_RECORDS FOR THE EXERCISE_
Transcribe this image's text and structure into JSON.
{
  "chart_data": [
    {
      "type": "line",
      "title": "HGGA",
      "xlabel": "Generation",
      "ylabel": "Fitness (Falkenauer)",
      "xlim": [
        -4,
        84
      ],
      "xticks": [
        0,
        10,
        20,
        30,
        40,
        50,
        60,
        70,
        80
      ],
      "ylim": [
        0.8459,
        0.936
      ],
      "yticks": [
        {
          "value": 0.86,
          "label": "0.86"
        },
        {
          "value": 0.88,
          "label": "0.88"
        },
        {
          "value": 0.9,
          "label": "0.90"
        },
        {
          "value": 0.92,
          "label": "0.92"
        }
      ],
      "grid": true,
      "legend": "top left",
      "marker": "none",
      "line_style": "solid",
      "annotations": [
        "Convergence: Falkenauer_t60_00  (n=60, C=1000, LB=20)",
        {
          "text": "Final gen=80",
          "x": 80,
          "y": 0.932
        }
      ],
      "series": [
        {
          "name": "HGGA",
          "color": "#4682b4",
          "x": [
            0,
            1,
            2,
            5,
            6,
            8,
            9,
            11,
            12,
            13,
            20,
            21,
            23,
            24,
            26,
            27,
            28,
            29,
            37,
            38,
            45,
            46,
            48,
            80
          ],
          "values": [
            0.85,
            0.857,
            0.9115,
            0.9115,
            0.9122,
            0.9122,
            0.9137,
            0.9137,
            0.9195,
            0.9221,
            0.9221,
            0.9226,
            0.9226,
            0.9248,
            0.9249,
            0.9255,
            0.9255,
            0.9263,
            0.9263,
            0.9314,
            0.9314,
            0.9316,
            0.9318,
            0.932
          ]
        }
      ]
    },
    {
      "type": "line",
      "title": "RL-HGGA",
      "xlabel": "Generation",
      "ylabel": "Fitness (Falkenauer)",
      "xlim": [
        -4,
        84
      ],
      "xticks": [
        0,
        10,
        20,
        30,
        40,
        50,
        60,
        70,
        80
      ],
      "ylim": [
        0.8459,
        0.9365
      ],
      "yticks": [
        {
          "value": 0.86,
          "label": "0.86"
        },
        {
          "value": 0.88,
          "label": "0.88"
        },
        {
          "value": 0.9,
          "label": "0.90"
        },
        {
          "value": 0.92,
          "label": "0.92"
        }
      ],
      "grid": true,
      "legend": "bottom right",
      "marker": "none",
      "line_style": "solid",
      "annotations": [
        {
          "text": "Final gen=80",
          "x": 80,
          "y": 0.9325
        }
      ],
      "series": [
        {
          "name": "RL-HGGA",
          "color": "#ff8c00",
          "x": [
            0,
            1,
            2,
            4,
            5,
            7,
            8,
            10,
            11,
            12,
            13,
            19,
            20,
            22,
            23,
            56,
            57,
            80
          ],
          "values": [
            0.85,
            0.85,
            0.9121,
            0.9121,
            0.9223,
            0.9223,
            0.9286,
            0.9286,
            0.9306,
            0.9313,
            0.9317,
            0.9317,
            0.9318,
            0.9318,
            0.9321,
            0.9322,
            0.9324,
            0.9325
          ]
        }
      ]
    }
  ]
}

_GIVEN TASK_
Set down the listing above in full, please, exactly as it appears.

_ANSWER TO THE TASK_
Transcribe this image's text and structure into JSON.
{
  "chart_data": [
    {
      "type": "line",
      "title": "HGGA",
      "xlabel": "Generation",
      "ylabel": "Fitness (Falkenauer)",
      "xlim": [
        -4,
        84
      ],
      "xticks": [
        0,
        10,
        20,
        30,
        40,
        50,
        60,
        70,
        80
      ],
      "ylim": [
        0.8459,
        0.936
      ],
      "yticks": [
        {
          "value": 0.86,
          "label": "0.86"
        },
        {
          "value": 0.88,
          "label": "0.88"
        },
        {
          "value": 0.9,
          "label": "0.90"
        },
        {
          "value": 0.92,
          "label": "0.92"
        }
      ],
      "grid": true,
      "legend": "top left",
      "marker": "none",
      "line_style": "solid",
      "annotations": [
        "Convergence: Falkenauer_t60_00  (n=60, C=1000, LB=20)",
        {
          "text": "Final gen=80",
          "x": 80,
          "y": 0.932
        }
      ],
      "series": [
        {
          "name": "HGGA",
          "color": "#4682b4",
          "x": [
            0,
            1,
            2,
            5,
            6,
            8,
            9,
            11,
            12,
            13,
            20,
            21,
            23,
            24,
            26,
            27,
            28,
            29,
            37,
            38,
            45,
            46,
            48,
            80
          ],
          "values": [
            0.85,
            0.857,
            0.9115,
            0.9115,
            0.9122,
            0.9122,
            0.9137,
            0.9137,
            0.9195,
            0.9221,
            0.9221,
            0.9226,
            0.9226,
            0.9248,
            0.9249,
            0.9255,
            0.9255,
            0.9263,
            0.9263,
            0.9314,
            0.9314,
            0.9316,
            0.9318,
            0.932
          ]
        }
      ]
    },
    {
      "type": "line",
      "title": "RL-HGGA",
      "xlabel": "Generation",
      "ylabel": "Fitness (Falkenauer)",
      "xlim": [
        -4,
        84
      ],
      "xticks": [
        0,
        10,
        20,
        30,
        40,
        50,
        60,
        70,
        80
      ],
      "ylim": [
        0.8459,
        0.9365
      ],
      "yticks": [
        {
          "value": 0.86,
          "label": "0.86"
        },
        {
          "value": 0.88,
          "label": "0.88"
        },
        {
          "value": 0.9,
          "label": "0.90"
        },
        {
          "value": 0.92,
          "label": "0.92"
        }
      ],
      "grid": true,
      "legend": "bottom right",
      "marker": "none",
      "line_style": "solid",
      "annotations": [
        {
          "text": "Final gen=80",
          "x": 80,
          "y": 0.9325
        }
      ],
      "series": [
        {
          "name": "RL-HGGA",
          "color": "#ff8c00",
          "x": [
            0,
            1,
            2,
            4,
            5,
            7,
            8,
            10,
            11,
            12,
            13,
            19,
            20,
            22,
            23,
            56,
            57,
            80
          ],
          "values": [
            0.85,
            0.85,
            0.9121,
            0.9121,
            0.9223,
            0.9223,
            0.9286,
            0.9286,
            0.9306,
            0.9313,
            0.9317,
            0.9317,
            0.9318,
            0.9318,
            0.9321,
            0.9322,
            0.9324,
            0.9325
          ]
        }
      ]
    }
  ]
}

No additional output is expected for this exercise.